BEGIN Source material
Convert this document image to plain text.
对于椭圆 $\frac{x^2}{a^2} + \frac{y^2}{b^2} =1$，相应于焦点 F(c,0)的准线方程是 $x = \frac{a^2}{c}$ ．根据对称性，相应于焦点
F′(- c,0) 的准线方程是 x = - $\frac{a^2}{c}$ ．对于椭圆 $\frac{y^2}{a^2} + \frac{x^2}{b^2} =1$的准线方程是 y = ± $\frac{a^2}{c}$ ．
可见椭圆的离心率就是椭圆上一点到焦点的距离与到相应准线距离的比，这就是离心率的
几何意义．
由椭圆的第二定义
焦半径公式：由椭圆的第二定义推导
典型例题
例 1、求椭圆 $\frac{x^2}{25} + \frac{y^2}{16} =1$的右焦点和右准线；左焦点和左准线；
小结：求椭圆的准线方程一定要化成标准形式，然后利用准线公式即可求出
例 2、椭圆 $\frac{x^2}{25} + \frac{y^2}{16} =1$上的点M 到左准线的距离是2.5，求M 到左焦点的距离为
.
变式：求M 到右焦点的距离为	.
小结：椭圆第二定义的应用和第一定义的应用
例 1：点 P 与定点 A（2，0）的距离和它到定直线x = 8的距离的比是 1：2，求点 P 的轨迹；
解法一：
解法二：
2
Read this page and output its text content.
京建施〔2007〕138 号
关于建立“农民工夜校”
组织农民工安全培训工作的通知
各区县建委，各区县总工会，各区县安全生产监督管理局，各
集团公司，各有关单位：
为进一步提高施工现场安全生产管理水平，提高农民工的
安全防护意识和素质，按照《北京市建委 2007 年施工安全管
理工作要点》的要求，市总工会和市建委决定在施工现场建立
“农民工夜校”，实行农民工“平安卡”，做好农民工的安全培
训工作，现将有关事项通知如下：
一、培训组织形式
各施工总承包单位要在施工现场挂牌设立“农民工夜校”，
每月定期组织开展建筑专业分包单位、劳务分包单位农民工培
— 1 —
END Source material
- [Aim of the task]:
Pick out the lines above containing the word "农民工夜校", then copy them.

- [The reply]:
关于建立“农民工夜校”
“农民工夜校”，实行农民工“平安卡”，做好农民工的安全培
各施工总承包单位要在施工现场挂牌设立“农民工夜校”，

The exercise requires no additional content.